OBJECTIVE → Write the data out again in full, with no departure from the original.
================
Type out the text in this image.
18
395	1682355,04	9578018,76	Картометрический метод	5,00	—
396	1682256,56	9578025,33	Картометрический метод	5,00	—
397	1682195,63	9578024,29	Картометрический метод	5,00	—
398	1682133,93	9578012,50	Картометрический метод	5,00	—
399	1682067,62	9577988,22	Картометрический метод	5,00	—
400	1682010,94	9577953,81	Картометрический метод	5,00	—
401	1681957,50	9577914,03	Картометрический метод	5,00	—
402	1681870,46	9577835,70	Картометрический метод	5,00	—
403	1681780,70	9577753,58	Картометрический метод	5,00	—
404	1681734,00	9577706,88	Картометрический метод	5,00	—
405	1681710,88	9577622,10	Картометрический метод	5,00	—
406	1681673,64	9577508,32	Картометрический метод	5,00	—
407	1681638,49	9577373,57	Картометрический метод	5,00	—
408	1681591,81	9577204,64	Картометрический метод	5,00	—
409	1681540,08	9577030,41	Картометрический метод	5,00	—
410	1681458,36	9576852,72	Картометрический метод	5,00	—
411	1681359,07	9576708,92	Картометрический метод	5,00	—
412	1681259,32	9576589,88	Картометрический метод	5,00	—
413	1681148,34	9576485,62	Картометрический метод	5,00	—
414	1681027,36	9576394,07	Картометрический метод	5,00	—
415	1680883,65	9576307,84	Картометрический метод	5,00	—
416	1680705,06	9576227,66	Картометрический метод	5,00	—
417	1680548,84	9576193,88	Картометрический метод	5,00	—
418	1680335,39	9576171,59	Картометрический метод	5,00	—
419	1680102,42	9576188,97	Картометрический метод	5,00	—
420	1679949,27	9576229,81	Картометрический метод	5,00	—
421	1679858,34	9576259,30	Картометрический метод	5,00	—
================
FINAL ANSWER →
Type out the text in this image.
18
395	1682355,04	9578018,76	Картометрический метод	5,00	—
396	1682256,56	9578025,33	Картометрический метод	5,00	—
397	1682195,63	9578024,29	Картометрический метод	5,00	—
398	1682133,93	9578012,50	Картометрический метод	5,00	—
399	1682067,62	9577988,22	Картометрический метод	5,00	—
400	1682010,94	9577953,81	Картометрический метод	5,00	—
401	1681957,50	9577914,03	Картометрический метод	5,00	—
402	1681870,46	9577835,70	Картометрический метод	5,00	—
403	1681780,70	9577753,58	Картометрический метод	5,00	—
404	1681734,00	9577706,88	Картометрический метод	5,00	—
405	1681710,88	9577622,10	Картометрический метод	5,00	—
406	1681673,64	9577508,32	Картометрический метод	5,00	—
407	1681638,49	9577373,57	Картометрический метод	5,00	—
408	1681591,81	9577204,64	Картометрический метод	5,00	—
409	1681540,08	9577030,41	Картометрический метод	5,00	—
410	1681458,36	9576852,72	Картометрический метод	5,00	—
411	1681359,07	9576708,92	Картометрический метод	5,00	—
412	1681259,32	9576589,88	Картометрический метод	5,00	—
413	1681148,34	9576485,62	Картометрический метод	5,00	—
414	1681027,36	9576394,07	Картометрический метод	5,00	—
415	1680883,65	9576307,84	Картометрический метод	5,00	—
416	1680705,06	9576227,66	Картометрический метод	5,00	—
417	1680548,84	9576193,88	Картометрический метод	5,00	—
418	1680335,39	9576171,59	Картометрический метод	5,00	—
419	1680102,42	9576188,97	Картометрический метод	5,00	—
420	1679949,27	9576229,81	Картометрический метод	5,00	—
421	1679858,34	9576259,30	Картометрический метод	5,00	—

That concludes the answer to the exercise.